> PROBLEM REQUIREMENTS:
Pick out the lines below that contain the string "室内质量控制目标" and copy them all.
+---+
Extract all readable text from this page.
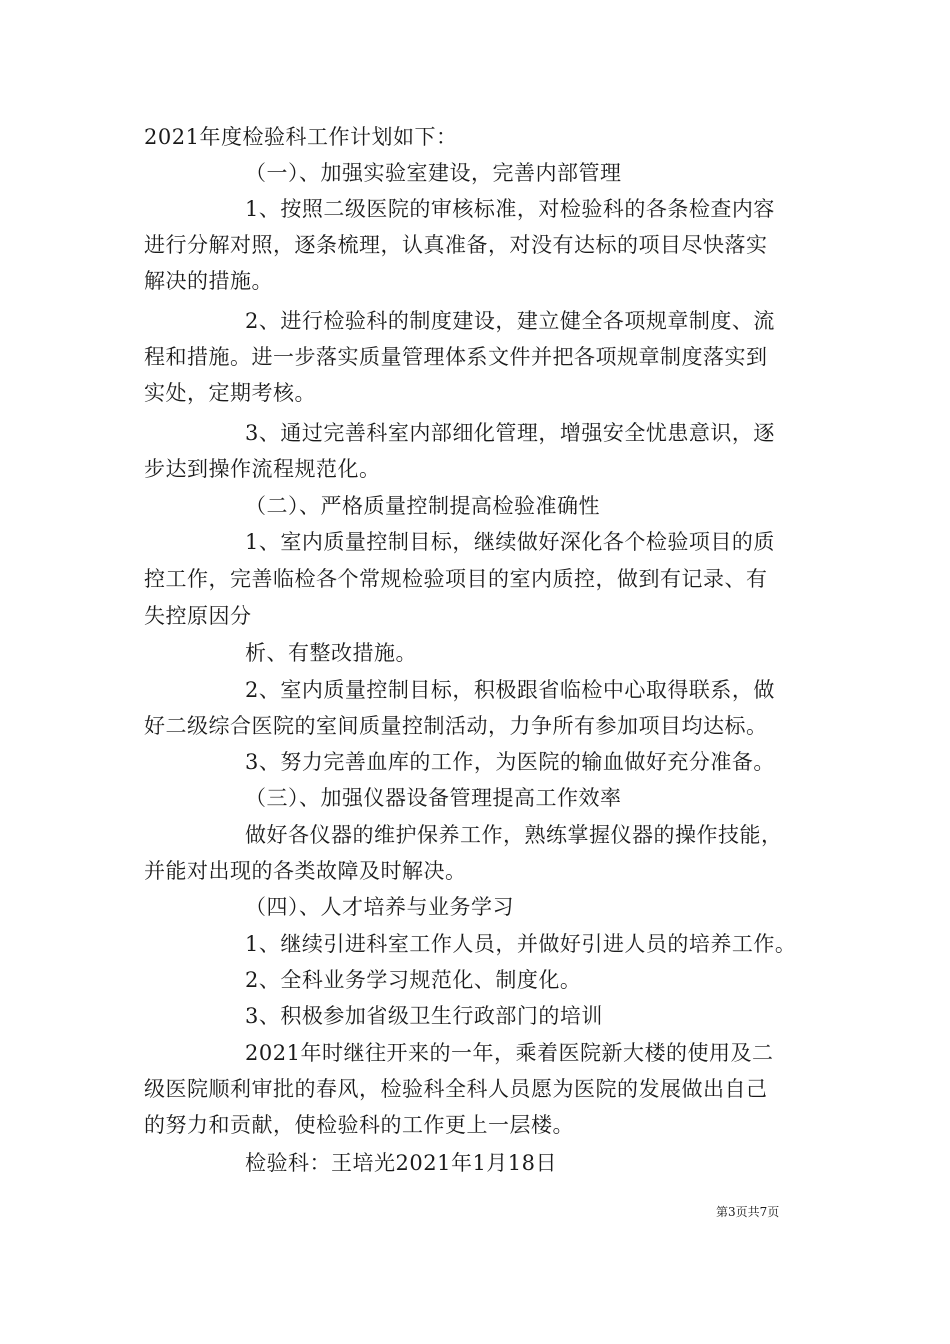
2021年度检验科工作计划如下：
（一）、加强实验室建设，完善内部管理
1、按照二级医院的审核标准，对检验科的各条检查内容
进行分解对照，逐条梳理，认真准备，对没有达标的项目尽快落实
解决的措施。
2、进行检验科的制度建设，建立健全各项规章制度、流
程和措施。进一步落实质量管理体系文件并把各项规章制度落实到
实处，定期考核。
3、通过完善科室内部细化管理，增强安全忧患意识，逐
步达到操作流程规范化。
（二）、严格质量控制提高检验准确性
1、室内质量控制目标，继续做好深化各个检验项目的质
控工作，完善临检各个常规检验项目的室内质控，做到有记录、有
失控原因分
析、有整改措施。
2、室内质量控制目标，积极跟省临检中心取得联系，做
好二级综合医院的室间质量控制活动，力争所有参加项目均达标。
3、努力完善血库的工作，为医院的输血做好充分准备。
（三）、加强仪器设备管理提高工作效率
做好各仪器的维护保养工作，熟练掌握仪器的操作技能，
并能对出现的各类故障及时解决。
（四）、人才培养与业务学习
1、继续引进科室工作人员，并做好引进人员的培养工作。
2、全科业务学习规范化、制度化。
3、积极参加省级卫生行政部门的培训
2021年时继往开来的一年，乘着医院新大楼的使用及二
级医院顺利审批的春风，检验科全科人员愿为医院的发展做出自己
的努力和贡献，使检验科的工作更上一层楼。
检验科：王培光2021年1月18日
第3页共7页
+---+
> CORRECT ANSWER:
1、室内质量控制目标，继续做好深化各个检验项目的质
2、室内质量控制目标，积极跟省临检中心取得联系，做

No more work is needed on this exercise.